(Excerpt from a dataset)
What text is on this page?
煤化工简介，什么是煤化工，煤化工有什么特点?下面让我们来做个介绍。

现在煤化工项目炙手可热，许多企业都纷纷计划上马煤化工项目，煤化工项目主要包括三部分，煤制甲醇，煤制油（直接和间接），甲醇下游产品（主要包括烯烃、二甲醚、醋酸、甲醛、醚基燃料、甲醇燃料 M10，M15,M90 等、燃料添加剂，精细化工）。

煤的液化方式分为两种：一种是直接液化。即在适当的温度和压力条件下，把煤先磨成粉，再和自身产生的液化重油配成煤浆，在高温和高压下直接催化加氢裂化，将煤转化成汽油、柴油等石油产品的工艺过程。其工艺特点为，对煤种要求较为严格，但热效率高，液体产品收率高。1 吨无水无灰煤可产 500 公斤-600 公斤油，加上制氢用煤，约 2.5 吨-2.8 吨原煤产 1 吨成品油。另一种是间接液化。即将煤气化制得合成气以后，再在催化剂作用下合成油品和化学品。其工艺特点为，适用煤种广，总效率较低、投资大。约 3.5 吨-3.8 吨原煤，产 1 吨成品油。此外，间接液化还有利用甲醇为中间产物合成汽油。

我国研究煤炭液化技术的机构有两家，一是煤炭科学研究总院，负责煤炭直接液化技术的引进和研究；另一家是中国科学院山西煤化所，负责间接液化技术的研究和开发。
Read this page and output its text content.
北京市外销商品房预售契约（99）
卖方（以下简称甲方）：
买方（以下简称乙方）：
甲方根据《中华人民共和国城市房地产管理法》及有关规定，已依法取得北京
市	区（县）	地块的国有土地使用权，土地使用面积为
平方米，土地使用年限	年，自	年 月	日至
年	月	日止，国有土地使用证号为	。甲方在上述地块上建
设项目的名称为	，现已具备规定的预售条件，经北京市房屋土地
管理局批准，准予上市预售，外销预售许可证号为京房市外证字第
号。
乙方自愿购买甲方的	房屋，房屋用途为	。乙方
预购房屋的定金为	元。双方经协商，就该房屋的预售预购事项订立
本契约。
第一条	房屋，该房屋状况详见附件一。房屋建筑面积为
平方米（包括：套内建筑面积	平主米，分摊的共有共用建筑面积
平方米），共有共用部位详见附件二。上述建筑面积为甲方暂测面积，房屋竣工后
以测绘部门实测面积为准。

- Given problem
What is the number of lines in the records that contain "text"? Give that number only.

- The solution
2